• What needs to be done:
Using the data below, copy each line that includes the word "formulario".
::: Material provided
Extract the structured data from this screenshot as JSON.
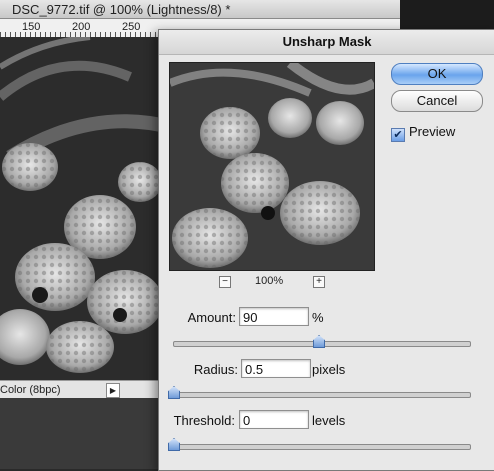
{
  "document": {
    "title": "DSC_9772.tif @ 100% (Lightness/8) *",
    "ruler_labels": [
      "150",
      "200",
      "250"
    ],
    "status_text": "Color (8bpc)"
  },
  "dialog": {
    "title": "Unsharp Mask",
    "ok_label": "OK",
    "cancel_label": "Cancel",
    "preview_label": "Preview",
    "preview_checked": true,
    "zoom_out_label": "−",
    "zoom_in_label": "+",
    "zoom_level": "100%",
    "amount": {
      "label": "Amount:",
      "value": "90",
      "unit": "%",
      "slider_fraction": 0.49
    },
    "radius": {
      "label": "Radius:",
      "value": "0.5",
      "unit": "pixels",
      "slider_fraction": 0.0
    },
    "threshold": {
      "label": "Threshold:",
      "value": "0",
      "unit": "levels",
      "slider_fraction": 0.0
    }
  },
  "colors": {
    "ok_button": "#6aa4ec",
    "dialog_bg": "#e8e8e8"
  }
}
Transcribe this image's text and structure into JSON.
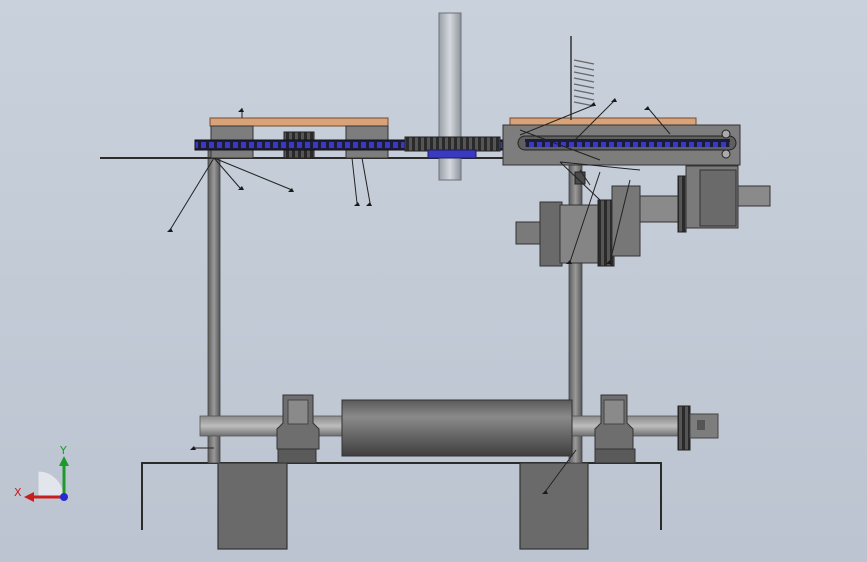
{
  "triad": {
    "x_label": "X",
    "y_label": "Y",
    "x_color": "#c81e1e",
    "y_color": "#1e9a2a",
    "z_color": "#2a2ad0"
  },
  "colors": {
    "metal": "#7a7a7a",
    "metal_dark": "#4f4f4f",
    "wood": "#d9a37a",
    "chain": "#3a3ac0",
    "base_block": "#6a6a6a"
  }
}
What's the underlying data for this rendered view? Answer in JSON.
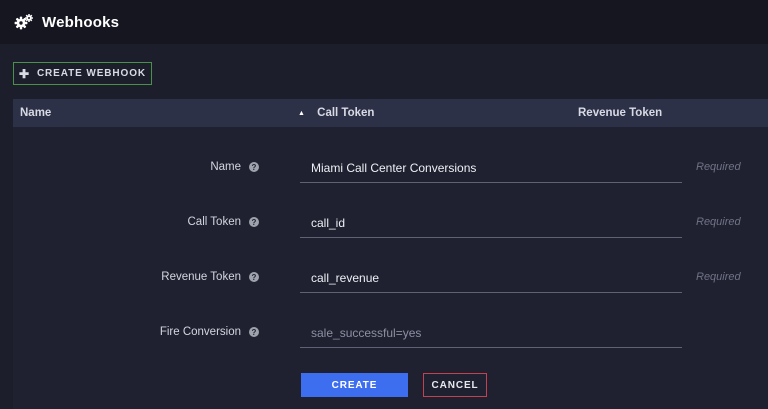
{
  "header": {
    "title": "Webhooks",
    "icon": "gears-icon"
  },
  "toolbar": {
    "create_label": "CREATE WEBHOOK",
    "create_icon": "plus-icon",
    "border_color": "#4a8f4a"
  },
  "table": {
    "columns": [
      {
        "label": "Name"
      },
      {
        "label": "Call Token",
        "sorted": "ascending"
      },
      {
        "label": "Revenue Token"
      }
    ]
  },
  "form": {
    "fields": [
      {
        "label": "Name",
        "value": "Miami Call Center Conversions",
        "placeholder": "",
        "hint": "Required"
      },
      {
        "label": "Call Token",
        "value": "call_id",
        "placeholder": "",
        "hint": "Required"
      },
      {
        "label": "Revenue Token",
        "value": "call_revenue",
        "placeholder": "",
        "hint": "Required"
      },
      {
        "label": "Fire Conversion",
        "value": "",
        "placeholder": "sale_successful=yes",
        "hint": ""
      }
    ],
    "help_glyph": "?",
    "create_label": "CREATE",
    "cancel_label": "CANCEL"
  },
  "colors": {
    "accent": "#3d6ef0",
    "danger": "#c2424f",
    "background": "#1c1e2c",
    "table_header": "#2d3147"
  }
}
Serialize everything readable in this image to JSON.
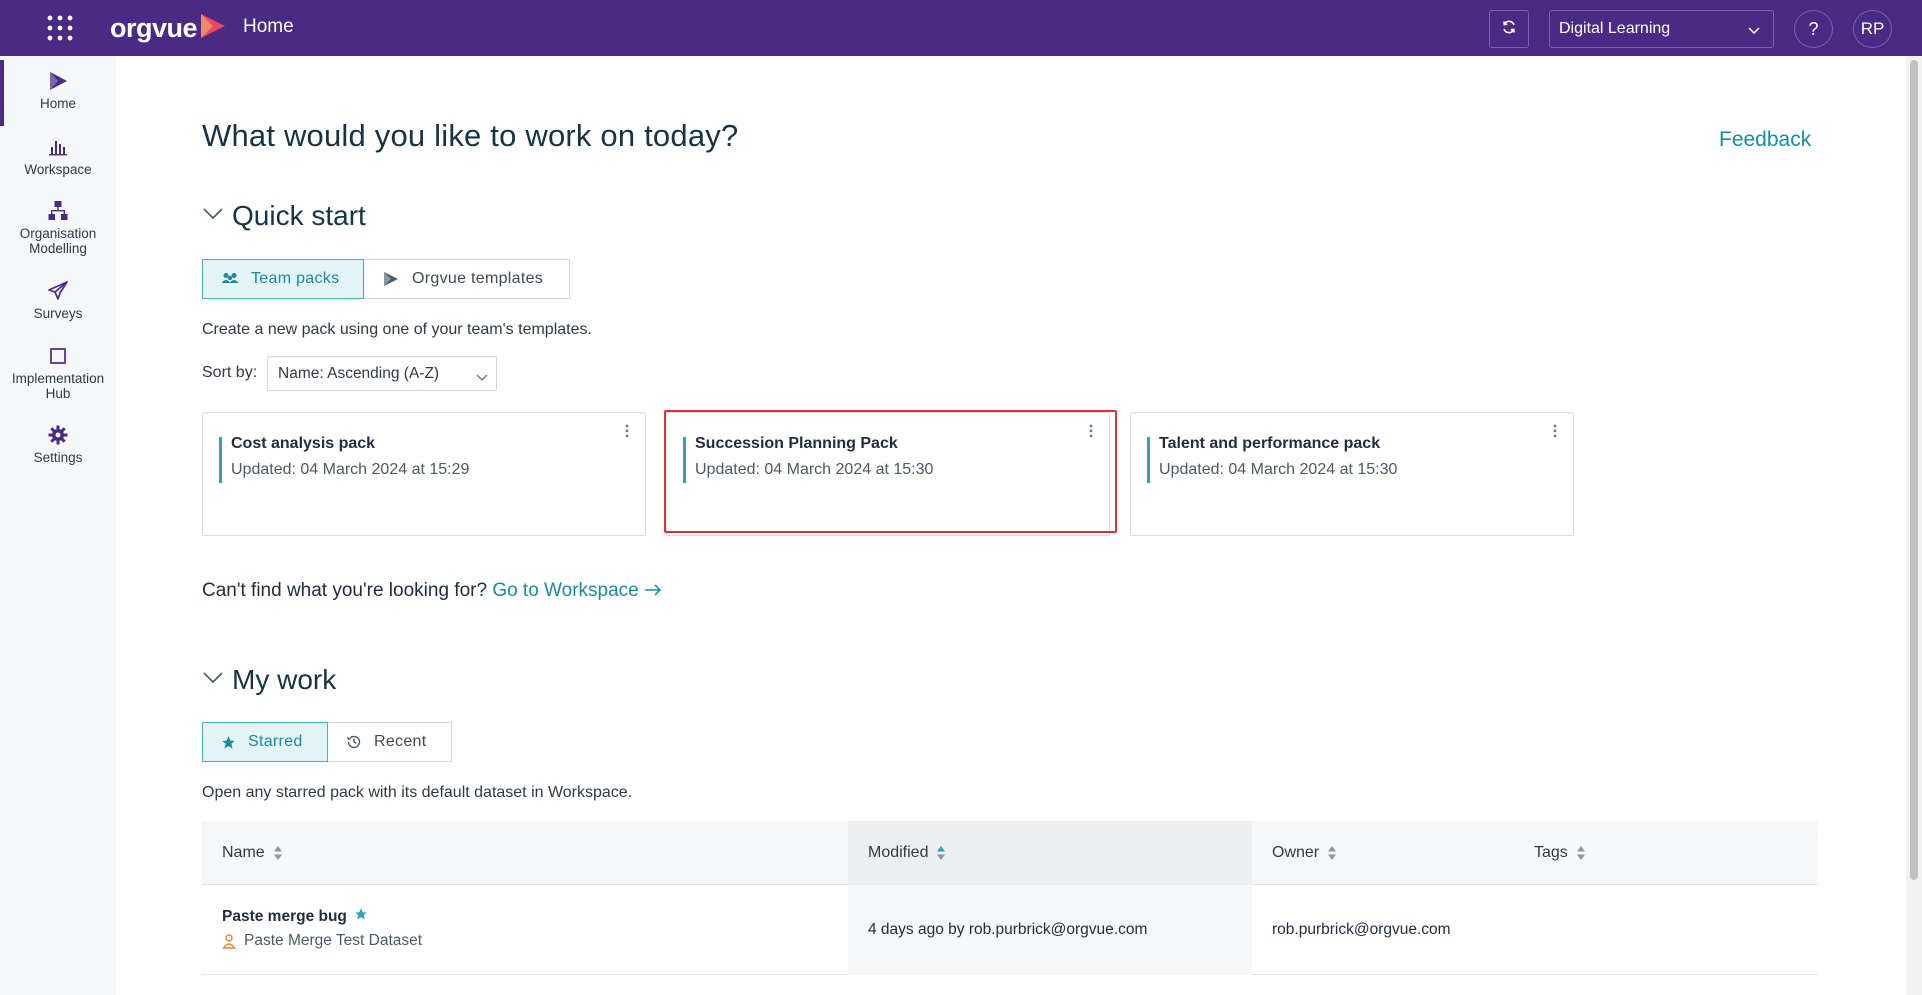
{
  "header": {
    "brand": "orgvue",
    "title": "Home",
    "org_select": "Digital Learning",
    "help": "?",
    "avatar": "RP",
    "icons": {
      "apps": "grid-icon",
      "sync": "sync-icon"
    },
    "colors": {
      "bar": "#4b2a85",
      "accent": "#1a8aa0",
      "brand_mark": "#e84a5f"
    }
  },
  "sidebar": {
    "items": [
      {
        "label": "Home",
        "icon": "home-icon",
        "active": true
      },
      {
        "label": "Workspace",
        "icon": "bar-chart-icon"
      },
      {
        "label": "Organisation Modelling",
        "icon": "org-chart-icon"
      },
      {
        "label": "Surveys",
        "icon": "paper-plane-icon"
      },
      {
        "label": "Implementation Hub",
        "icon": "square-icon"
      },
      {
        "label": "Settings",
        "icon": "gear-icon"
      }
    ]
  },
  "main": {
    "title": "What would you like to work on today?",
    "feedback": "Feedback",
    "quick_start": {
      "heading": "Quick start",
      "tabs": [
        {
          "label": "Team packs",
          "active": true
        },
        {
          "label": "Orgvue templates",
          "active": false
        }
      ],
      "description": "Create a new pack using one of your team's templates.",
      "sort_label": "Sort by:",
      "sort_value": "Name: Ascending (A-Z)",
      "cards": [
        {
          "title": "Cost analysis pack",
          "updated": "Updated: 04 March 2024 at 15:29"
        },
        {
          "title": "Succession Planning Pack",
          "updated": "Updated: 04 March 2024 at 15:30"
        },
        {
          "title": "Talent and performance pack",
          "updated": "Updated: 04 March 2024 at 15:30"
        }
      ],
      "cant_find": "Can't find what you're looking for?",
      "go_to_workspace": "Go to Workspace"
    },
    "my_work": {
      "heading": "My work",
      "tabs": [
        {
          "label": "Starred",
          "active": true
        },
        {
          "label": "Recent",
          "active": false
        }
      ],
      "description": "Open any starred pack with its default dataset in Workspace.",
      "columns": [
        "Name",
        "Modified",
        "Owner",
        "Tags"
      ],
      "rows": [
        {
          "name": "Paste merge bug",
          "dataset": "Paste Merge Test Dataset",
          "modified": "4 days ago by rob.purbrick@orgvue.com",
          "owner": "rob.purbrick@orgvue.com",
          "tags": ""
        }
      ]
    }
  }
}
::::::
::: Material provided
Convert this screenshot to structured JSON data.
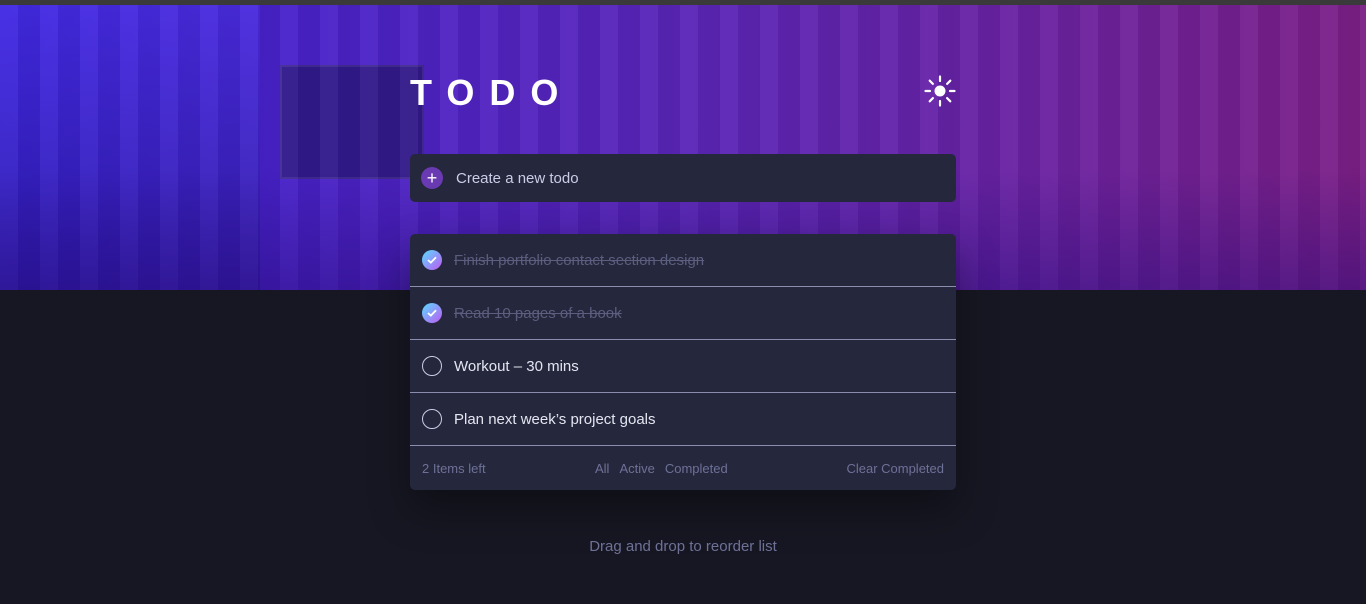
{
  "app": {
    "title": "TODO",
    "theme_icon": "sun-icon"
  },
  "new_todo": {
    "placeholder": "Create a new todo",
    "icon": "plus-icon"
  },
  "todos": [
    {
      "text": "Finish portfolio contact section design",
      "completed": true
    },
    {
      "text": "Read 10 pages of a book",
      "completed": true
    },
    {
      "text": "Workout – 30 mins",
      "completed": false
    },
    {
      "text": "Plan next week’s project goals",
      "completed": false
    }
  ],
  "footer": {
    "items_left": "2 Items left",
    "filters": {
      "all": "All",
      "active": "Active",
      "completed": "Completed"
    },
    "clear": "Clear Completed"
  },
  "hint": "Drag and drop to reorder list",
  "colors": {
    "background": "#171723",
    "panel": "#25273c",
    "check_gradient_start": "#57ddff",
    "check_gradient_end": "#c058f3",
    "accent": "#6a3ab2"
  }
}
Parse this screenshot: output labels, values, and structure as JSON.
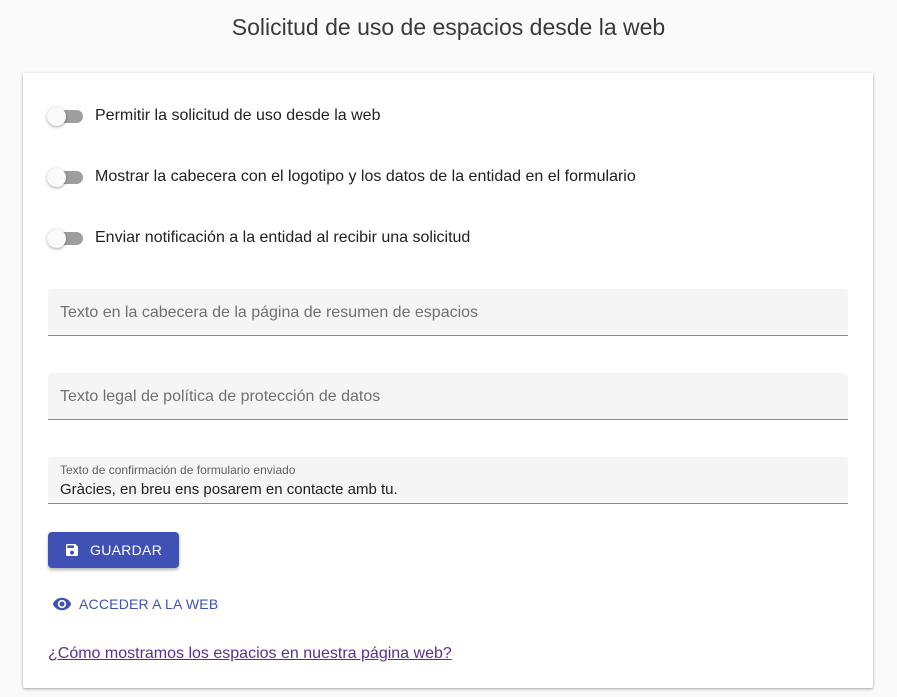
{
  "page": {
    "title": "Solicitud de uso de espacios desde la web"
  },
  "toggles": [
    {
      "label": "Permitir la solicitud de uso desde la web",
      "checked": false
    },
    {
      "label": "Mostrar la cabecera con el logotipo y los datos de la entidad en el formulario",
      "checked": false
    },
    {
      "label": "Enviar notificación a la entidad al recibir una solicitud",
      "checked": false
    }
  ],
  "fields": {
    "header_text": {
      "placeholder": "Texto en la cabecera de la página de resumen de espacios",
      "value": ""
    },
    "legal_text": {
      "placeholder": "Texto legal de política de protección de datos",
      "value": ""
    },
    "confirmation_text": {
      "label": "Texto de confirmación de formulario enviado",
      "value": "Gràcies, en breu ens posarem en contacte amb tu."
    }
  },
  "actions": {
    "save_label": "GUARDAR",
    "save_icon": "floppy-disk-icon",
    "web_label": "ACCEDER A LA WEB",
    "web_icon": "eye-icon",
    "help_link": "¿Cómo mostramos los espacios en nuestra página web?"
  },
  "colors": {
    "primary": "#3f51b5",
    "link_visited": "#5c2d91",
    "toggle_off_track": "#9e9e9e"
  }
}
::::::
::: Material provided
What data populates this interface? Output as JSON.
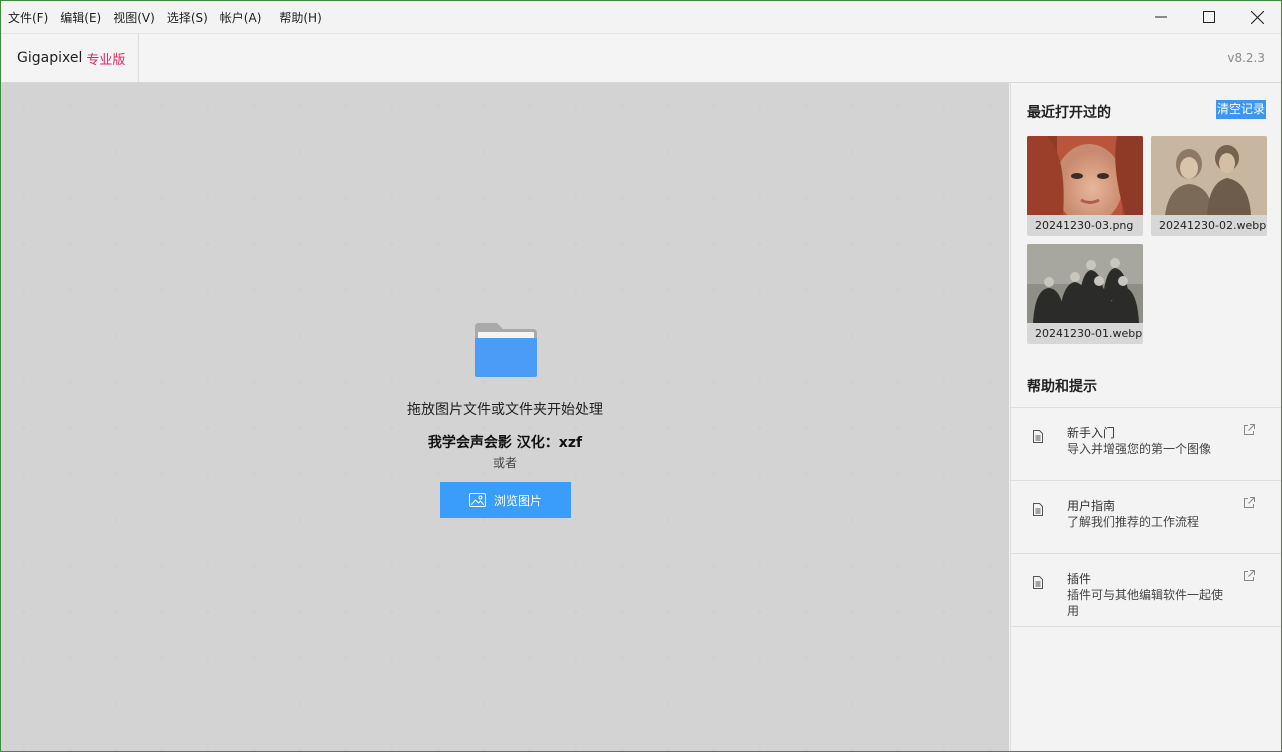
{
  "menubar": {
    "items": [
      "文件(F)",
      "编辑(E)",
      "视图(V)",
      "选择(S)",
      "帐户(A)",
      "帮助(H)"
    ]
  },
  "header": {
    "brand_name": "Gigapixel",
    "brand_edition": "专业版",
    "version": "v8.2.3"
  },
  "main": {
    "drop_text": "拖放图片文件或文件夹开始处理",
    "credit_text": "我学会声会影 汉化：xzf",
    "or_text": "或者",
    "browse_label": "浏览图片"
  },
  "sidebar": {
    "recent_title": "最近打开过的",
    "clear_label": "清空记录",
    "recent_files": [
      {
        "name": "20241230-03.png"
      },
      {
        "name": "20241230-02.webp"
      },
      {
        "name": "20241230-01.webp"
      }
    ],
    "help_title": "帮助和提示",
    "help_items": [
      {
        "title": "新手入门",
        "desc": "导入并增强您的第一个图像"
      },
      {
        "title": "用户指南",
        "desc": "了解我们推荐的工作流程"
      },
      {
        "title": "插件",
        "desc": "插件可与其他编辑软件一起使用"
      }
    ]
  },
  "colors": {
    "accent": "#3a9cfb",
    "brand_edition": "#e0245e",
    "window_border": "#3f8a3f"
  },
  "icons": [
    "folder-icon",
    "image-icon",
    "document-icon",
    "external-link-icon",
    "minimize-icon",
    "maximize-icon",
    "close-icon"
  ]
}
::::::
• Answer for this exercise:
      "label": "Mostrar la cabecera con el logotipo y los datos de la entidad en el formulario",
      "label": "Texto de confirmación de formulario enviado",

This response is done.